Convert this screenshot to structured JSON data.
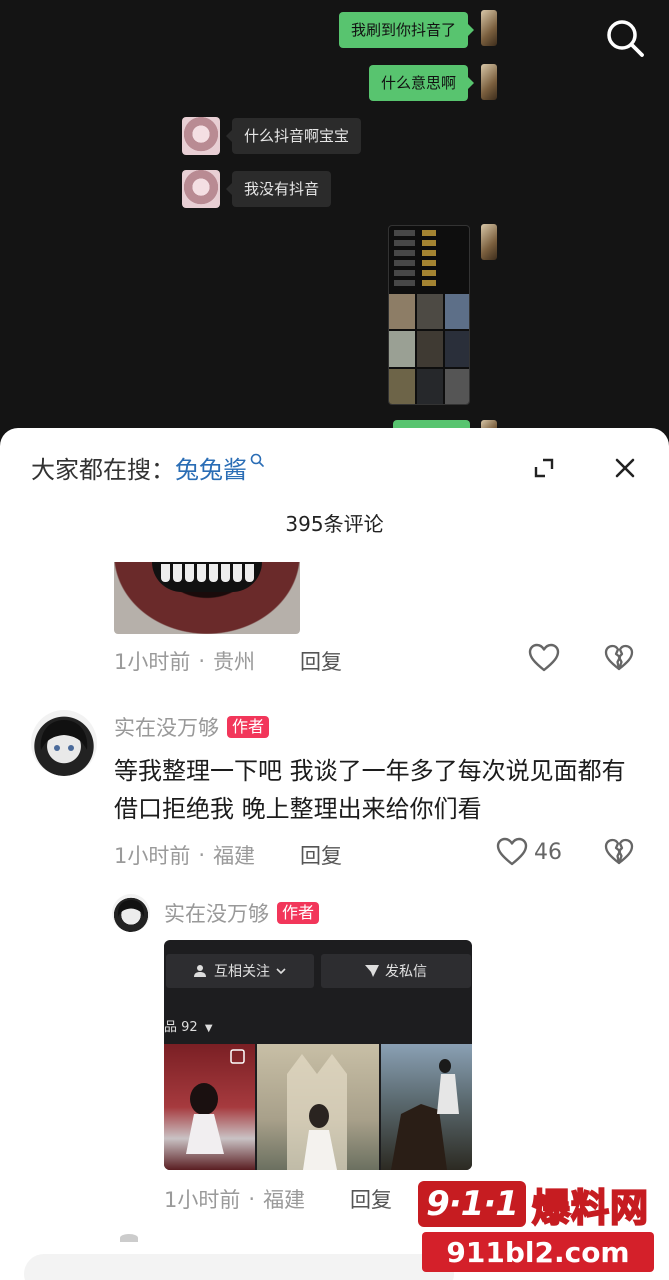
{
  "chat": {
    "messages": [
      {
        "side": "out",
        "text": "我刷到你抖音了"
      },
      {
        "side": "out",
        "text": "什么意思啊"
      },
      {
        "side": "in",
        "text": "什么抖音啊宝宝"
      },
      {
        "side": "in",
        "text": "我没有抖音"
      },
      {
        "side": "out",
        "type": "image"
      }
    ],
    "search_icon": "search-icon"
  },
  "sheet": {
    "search_prefix": "大家都在搜：",
    "search_keyword": "兔兔酱",
    "comment_count": "395条评论",
    "expand_icon": "expand-icon",
    "close_icon": "close-icon"
  },
  "comments": [
    {
      "time": "1小时前",
      "location": "贵州",
      "reply_label": "回复",
      "likes": ""
    },
    {
      "username": "实在没万够",
      "badge": "作者",
      "text": "等我整理一下吧 我谈了一年多了每次说见面都有借口拒绝我 晚上整理出来给你们看",
      "time": "1小时前",
      "location": "福建",
      "reply_label": "回复",
      "likes": "46"
    },
    {
      "username": "实在没万够",
      "badge": "作者",
      "time": "1小时前",
      "location": "福建",
      "reply_label": "回复",
      "image": {
        "follow_label": "互相关注",
        "message_label": "发私信",
        "works_label": "品 92"
      }
    }
  ],
  "separator": "·",
  "watermark": {
    "logo": "9·1·1",
    "title": "爆料网",
    "url": "911bl2.com"
  },
  "colors": {
    "accent_red": "#f2365a",
    "bubble_green": "#58c46f",
    "link_blue": "#2a6db5"
  }
}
------------------------
### TASK BRIEF:
Every entry must be reproduced exactly, with the images left out.

### EXPECTED OUTPUT:
Convert this screenshot to structured JSON data.
{
  "chat": {
    "messages": [
      {
        "side": "out",
        "text": "我刷到你抖音了"
      },
      {
        "side": "out",
        "text": "什么意思啊"
      },
      {
        "side": "in",
        "text": "什么抖音啊宝宝"
      },
      {
        "side": "in",
        "text": "我没有抖音"
      },
      {
        "side": "out",
        "type": "image"
      }
    ],
    "search_icon": "search-icon"
  },
  "sheet": {
    "search_prefix": "大家都在搜：",
    "search_keyword": "兔兔酱",
    "comment_count": "395条评论",
    "expand_icon": "expand-icon",
    "close_icon": "close-icon"
  },
  "comments": [
    {
      "time": "1小时前",
      "location": "贵州",
      "reply_label": "回复",
      "likes": ""
    },
    {
      "username": "实在没万够",
      "badge": "作者",
      "text": "等我整理一下吧 我谈了一年多了每次说见面都有借口拒绝我 晚上整理出来给你们看",
      "time": "1小时前",
      "location": "福建",
      "reply_label": "回复",
      "likes": "46"
    },
    {
      "username": "实在没万够",
      "badge": "作者",
      "time": "1小时前",
      "location": "福建",
      "reply_label": "回复",
      "image": {
        "follow_label": "互相关注",
        "message_label": "发私信",
        "works_label": "品 92"
      }
    }
  ],
  "separator": "·",
  "watermark": {
    "logo": "9·1·1",
    "title": "爆料网",
    "url": "911bl2.com"
  },
  "colors": {
    "accent_red": "#f2365a",
    "bubble_green": "#58c46f",
    "link_blue": "#2a6db5"
  }
}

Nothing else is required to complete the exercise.